Aim of the exercise: Reproduce every one of the following entries line for line, with no changes to wording, numbers or order.
**** Supplied data ****
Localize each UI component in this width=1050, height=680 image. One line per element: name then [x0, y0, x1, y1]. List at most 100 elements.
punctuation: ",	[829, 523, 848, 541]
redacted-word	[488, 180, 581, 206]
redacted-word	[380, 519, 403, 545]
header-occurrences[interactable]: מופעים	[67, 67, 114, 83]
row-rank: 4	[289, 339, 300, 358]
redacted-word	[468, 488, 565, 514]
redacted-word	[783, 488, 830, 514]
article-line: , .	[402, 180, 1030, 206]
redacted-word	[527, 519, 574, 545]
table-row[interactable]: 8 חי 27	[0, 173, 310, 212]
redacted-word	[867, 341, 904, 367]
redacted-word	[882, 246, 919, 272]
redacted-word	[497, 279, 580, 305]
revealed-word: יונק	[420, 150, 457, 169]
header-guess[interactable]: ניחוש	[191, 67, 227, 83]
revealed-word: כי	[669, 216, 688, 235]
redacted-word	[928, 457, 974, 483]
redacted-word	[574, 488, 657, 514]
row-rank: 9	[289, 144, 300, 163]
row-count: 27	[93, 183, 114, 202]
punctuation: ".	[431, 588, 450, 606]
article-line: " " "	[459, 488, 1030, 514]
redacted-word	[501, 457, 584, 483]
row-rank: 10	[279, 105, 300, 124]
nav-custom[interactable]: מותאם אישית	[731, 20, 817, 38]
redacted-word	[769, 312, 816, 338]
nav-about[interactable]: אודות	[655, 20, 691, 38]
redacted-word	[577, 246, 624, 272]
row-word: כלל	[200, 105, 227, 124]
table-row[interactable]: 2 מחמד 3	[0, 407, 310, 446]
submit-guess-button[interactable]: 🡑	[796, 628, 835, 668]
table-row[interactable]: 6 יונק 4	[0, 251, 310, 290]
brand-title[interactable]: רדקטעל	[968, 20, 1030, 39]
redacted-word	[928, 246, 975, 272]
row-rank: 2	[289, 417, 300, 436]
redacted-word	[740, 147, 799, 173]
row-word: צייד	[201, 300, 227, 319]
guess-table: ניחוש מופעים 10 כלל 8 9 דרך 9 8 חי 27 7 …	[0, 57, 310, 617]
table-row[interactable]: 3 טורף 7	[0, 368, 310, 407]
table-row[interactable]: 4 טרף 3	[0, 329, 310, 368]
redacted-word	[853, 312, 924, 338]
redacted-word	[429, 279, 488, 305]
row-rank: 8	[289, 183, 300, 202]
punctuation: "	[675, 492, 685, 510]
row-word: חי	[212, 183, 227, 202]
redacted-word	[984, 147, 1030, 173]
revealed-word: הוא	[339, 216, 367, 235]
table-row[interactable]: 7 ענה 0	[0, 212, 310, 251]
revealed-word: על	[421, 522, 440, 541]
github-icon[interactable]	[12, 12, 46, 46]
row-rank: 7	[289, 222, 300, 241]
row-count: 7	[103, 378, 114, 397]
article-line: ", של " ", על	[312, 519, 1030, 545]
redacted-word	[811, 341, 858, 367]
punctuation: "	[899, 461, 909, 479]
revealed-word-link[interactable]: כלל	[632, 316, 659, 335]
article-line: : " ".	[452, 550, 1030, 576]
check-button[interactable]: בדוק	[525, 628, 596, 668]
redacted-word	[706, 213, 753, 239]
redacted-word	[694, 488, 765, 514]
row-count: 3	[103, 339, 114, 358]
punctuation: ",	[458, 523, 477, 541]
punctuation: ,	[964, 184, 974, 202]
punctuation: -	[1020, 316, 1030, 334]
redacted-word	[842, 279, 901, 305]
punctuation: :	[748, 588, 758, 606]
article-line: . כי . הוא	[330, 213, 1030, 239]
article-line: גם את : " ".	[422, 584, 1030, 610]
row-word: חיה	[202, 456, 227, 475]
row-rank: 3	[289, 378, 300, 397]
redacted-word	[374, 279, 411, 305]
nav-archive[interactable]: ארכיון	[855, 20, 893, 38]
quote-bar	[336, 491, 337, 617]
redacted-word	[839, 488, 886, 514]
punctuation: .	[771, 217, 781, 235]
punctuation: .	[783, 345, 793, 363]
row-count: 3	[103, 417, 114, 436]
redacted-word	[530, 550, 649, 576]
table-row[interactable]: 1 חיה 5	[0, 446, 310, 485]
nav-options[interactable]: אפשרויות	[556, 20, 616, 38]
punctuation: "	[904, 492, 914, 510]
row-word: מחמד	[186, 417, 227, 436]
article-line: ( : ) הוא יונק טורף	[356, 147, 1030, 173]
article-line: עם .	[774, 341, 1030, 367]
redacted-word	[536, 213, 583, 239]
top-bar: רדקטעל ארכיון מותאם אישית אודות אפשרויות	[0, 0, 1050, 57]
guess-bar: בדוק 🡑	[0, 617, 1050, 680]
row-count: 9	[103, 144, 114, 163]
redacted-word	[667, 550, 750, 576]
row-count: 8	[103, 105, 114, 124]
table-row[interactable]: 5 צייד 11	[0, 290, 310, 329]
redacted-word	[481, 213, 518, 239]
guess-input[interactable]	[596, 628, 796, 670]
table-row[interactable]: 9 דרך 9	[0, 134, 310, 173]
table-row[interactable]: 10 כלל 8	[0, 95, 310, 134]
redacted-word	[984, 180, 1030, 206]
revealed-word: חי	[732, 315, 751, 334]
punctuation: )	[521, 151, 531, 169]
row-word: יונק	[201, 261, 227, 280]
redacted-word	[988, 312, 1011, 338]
****
Task answer:
Localize each UI component in this width=1050, height=680 image. One line per element: name then [x0, y0, x1, y1]. List at most 100 elements.
punctuation: ",	[829, 523, 848, 541]
redacted-word	[488, 180, 581, 206]
redacted-word	[380, 519, 403, 545]
header-occurrences[interactable]: מופעים	[67, 67, 114, 83]
row-rank: 4	[289, 339, 300, 358]
redacted-word	[468, 488, 565, 514]
redacted-word	[783, 488, 830, 514]
article-line: , .	[402, 180, 1030, 206]
redacted-word	[527, 519, 574, 545]
table-row[interactable]: 8 חי 27	[0, 173, 310, 212]
redacted-word	[867, 341, 904, 367]
redacted-word	[882, 246, 919, 272]
redacted-word	[497, 279, 580, 305]
revealed-word: יונק	[420, 150, 457, 169]
header-guess[interactable]: ניחוש	[191, 67, 227, 83]
revealed-word: כי	[669, 216, 688, 235]
redacted-word	[928, 457, 974, 483]
redacted-word	[574, 488, 657, 514]
row-rank: 9	[289, 144, 300, 163]
row-count: 27	[93, 183, 114, 202]
punctuation: ".	[431, 588, 450, 606]
article-line: " " "	[459, 488, 1030, 514]
redacted-word	[501, 457, 584, 483]
row-rank: 10	[279, 105, 300, 124]
nav-custom[interactable]: מותאם אישית	[731, 20, 817, 38]
redacted-word	[769, 312, 816, 338]
nav-about[interactable]: אודות	[655, 20, 691, 38]
redacted-word	[577, 246, 624, 272]
row-word: כלל	[200, 105, 227, 124]
table-row[interactable]: 2 מחמד 3	[0, 407, 310, 446]
submit-guess-button[interactable]: 🡑	[796, 628, 835, 668]
table-row[interactable]: 6 יונק 4	[0, 251, 310, 290]
brand-title[interactable]: רדקטעל	[968, 20, 1030, 39]
redacted-word	[928, 246, 975, 272]
row-rank: 2	[289, 417, 300, 436]
redacted-word	[740, 147, 799, 173]
row-word: צייד	[201, 300, 227, 319]
guess-table: ניחוש מופעים 10 כלל 8 9 דרך 9 8 חי 27 7 …	[0, 57, 310, 617]
table-row[interactable]: 3 טורף 7	[0, 368, 310, 407]
table-row[interactable]: 4 טרף 3	[0, 329, 310, 368]
redacted-word	[853, 312, 924, 338]
redacted-word	[429, 279, 488, 305]
row-rank: 8	[289, 183, 300, 202]
punctuation: "	[675, 492, 685, 510]
row-word: חי	[212, 183, 227, 202]
redacted-word	[984, 147, 1030, 173]
revealed-word: הוא	[339, 216, 367, 235]
table-row[interactable]: 7 ענה 0	[0, 212, 310, 251]
revealed-word: על	[421, 522, 440, 541]
github-icon[interactable]	[12, 12, 46, 46]
row-rank: 7	[289, 222, 300, 241]
row-count: 7	[103, 378, 114, 397]
article-line: ", של " ", על	[312, 519, 1030, 545]
redacted-word	[811, 341, 858, 367]
punctuation: "	[899, 461, 909, 479]
revealed-word-link[interactable]: כלל	[632, 316, 659, 335]
article-line: : " ".	[452, 550, 1030, 576]
check-button[interactable]: בדוק	[525, 628, 596, 668]
redacted-word	[706, 213, 753, 239]
redacted-word	[694, 488, 765, 514]
row-count: 3	[103, 339, 114, 358]
punctuation: ",	[458, 523, 477, 541]
punctuation: ,	[964, 184, 974, 202]
punctuation: -	[1020, 316, 1030, 334]
redacted-word	[842, 279, 901, 305]
punctuation: :	[748, 588, 758, 606]
article-line: . כי . הוא	[330, 213, 1030, 239]
article-line: גם את : " ".	[422, 584, 1030, 610]
row-word: חיה	[202, 456, 227, 475]
row-rank: 3	[289, 378, 300, 397]
redacted-word	[374, 279, 411, 305]
nav-archive[interactable]: ארכיון	[855, 20, 893, 38]
quote-bar	[336, 491, 337, 617]
redacted-word	[839, 488, 886, 514]
punctuation: .	[771, 217, 781, 235]
punctuation: .	[783, 345, 793, 363]
row-count: 3	[103, 417, 114, 436]
redacted-word	[530, 550, 649, 576]
table-row[interactable]: 1 חיה 5	[0, 446, 310, 485]
nav-options[interactable]: אפשרויות	[556, 20, 616, 38]
punctuation: "	[904, 492, 914, 510]
row-word: מחמד	[186, 417, 227, 436]
article-line: ( : ) הוא יונק טורף	[356, 147, 1030, 173]
article-line: עם .	[774, 341, 1030, 367]
redacted-word	[536, 213, 583, 239]
top-bar: רדקטעל ארכיון מותאם אישית אודות אפשרויות	[0, 0, 1050, 57]
guess-bar: בדוק 🡑	[0, 617, 1050, 680]
row-count: 9	[103, 144, 114, 163]
redacted-word	[667, 550, 750, 576]
row-count: 8	[103, 105, 114, 124]
table-row[interactable]: 5 צייד 11	[0, 290, 310, 329]
redacted-word	[481, 213, 518, 239]
guess-input[interactable]	[596, 628, 796, 670]
table-row[interactable]: 9 דרך 9	[0, 134, 310, 173]
table-row[interactable]: 10 כלל 8	[0, 95, 310, 134]
redacted-word	[984, 180, 1030, 206]
revealed-word: חי	[732, 315, 751, 334]
punctuation: )	[521, 151, 531, 169]
row-word: יונק	[201, 261, 227, 280]
redacted-word	[988, 312, 1011, 338]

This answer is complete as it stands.